(Data items)

-- Start --

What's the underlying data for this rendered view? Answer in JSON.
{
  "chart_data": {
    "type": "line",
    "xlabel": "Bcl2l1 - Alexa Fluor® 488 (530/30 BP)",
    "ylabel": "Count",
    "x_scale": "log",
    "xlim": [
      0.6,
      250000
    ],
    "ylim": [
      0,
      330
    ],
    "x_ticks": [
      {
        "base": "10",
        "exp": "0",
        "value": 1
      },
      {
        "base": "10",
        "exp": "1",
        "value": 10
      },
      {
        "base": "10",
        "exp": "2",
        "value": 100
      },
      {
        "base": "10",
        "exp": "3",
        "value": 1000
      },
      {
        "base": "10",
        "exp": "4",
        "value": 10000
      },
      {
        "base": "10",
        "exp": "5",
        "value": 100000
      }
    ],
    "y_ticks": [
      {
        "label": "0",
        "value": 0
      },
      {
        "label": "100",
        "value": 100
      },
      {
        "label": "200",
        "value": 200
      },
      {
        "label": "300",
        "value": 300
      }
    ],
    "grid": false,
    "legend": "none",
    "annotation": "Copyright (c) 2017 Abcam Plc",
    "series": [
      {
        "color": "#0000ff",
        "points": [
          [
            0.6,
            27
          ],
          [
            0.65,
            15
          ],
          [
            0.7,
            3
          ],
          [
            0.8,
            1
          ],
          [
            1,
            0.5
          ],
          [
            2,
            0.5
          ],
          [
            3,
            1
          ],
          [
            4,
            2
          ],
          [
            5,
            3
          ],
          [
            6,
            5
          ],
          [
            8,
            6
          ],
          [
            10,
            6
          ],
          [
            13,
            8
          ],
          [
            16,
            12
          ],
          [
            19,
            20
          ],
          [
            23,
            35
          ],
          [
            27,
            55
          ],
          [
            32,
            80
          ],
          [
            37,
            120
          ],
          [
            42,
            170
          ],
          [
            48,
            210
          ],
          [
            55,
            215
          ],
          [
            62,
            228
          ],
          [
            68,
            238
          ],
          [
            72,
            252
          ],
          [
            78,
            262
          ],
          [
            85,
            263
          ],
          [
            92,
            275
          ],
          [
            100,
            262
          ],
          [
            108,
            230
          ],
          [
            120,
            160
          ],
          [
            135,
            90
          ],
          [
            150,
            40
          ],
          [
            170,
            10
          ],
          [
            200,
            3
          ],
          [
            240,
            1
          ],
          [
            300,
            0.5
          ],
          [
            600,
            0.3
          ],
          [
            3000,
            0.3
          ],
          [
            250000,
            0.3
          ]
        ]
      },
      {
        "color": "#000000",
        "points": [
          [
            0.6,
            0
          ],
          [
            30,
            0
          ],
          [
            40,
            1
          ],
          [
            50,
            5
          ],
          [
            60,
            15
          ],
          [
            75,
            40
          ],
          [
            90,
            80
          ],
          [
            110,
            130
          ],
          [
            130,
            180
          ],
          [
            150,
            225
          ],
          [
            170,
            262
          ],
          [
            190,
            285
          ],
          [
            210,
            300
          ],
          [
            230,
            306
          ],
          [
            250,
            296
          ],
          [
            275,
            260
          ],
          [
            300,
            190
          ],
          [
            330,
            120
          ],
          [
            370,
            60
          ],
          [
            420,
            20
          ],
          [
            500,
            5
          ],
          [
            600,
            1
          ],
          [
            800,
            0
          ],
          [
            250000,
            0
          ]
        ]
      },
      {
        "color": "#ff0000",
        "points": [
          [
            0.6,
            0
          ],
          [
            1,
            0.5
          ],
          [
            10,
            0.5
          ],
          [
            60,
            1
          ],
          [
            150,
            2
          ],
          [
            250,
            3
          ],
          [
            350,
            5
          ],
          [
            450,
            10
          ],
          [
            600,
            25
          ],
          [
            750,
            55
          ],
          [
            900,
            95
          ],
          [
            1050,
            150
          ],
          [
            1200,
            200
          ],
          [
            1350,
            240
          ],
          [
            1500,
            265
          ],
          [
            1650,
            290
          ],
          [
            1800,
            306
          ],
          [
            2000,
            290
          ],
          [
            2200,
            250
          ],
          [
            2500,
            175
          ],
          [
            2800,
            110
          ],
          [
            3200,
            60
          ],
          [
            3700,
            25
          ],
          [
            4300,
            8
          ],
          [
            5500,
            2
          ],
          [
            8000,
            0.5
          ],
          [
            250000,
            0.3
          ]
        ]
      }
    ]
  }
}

-- End --

▶ [GIVEN EXERCISE] In this exercise, repeat all entries exactly.

▶ [WORKED ANSWER]
What's the underlying data for this rendered view? Answer in JSON.
{
  "chart_data": {
    "type": "line",
    "xlabel": "Bcl2l1 - Alexa Fluor® 488 (530/30 BP)",
    "ylabel": "Count",
    "x_scale": "log",
    "xlim": [
      0.6,
      250000
    ],
    "ylim": [
      0,
      330
    ],
    "x_ticks": [
      {
        "base": "10",
        "exp": "0",
        "value": 1
      },
      {
        "base": "10",
        "exp": "1",
        "value": 10
      },
      {
        "base": "10",
        "exp": "2",
        "value": 100
      },
      {
        "base": "10",
        "exp": "3",
        "value": 1000
      },
      {
        "base": "10",
        "exp": "4",
        "value": 10000
      },
      {
        "base": "10",
        "exp": "5",
        "value": 100000
      }
    ],
    "y_ticks": [
      {
        "label": "0",
        "value": 0
      },
      {
        "label": "100",
        "value": 100
      },
      {
        "label": "200",
        "value": 200
      },
      {
        "label": "300",
        "value": 300
      }
    ],
    "grid": false,
    "legend": "none",
    "annotation": "Copyright (c) 2017 Abcam Plc",
    "series": [
      {
        "color": "#0000ff",
        "points": [
          [
            0.6,
            27
          ],
          [
            0.65,
            15
          ],
          [
            0.7,
            3
          ],
          [
            0.8,
            1
          ],
          [
            1,
            0.5
          ],
          [
            2,
            0.5
          ],
          [
            3,
            1
          ],
          [
            4,
            2
          ],
          [
            5,
            3
          ],
          [
            6,
            5
          ],
          [
            8,
            6
          ],
          [
            10,
            6
          ],
          [
            13,
            8
          ],
          [
            16,
            12
          ],
          [
            19,
            20
          ],
          [
            23,
            35
          ],
          [
            27,
            55
          ],
          [
            32,
            80
          ],
          [
            37,
            120
          ],
          [
            42,
            170
          ],
          [
            48,
            210
          ],
          [
            55,
            215
          ],
          [
            62,
            228
          ],
          [
            68,
            238
          ],
          [
            72,
            252
          ],
          [
            78,
            262
          ],
          [
            85,
            263
          ],
          [
            92,
            275
          ],
          [
            100,
            262
          ],
          [
            108,
            230
          ],
          [
            120,
            160
          ],
          [
            135,
            90
          ],
          [
            150,
            40
          ],
          [
            170,
            10
          ],
          [
            200,
            3
          ],
          [
            240,
            1
          ],
          [
            300,
            0.5
          ],
          [
            600,
            0.3
          ],
          [
            3000,
            0.3
          ],
          [
            250000,
            0.3
          ]
        ]
      },
      {
        "color": "#000000",
        "points": [
          [
            0.6,
            0
          ],
          [
            30,
            0
          ],
          [
            40,
            1
          ],
          [
            50,
            5
          ],
          [
            60,
            15
          ],
          [
            75,
            40
          ],
          [
            90,
            80
          ],
          [
            110,
            130
          ],
          [
            130,
            180
          ],
          [
            150,
            225
          ],
          [
            170,
            262
          ],
          [
            190,
            285
          ],
          [
            210,
            300
          ],
          [
            230,
            306
          ],
          [
            250,
            296
          ],
          [
            275,
            260
          ],
          [
            300,
            190
          ],
          [
            330,
            120
          ],
          [
            370,
            60
          ],
          [
            420,
            20
          ],
          [
            500,
            5
          ],
          [
            600,
            1
          ],
          [
            800,
            0
          ],
          [
            250000,
            0
          ]
        ]
      },
      {
        "color": "#ff0000",
        "points": [
          [
            0.6,
            0
          ],
          [
            1,
            0.5
          ],
          [
            10,
            0.5
          ],
          [
            60,
            1
          ],
          [
            150,
            2
          ],
          [
            250,
            3
          ],
          [
            350,
            5
          ],
          [
            450,
            10
          ],
          [
            600,
            25
          ],
          [
            750,
            55
          ],
          [
            900,
            95
          ],
          [
            1050,
            150
          ],
          [
            1200,
            200
          ],
          [
            1350,
            240
          ],
          [
            1500,
            265
          ],
          [
            1650,
            290
          ],
          [
            1800,
            306
          ],
          [
            2000,
            290
          ],
          [
            2200,
            250
          ],
          [
            2500,
            175
          ],
          [
            2800,
            110
          ],
          [
            3200,
            60
          ],
          [
            3700,
            25
          ],
          [
            4300,
            8
          ],
          [
            5500,
            2
          ],
          [
            8000,
            0.5
          ],
          [
            250000,
            0.3
          ]
        ]
      }
    ]
  }
}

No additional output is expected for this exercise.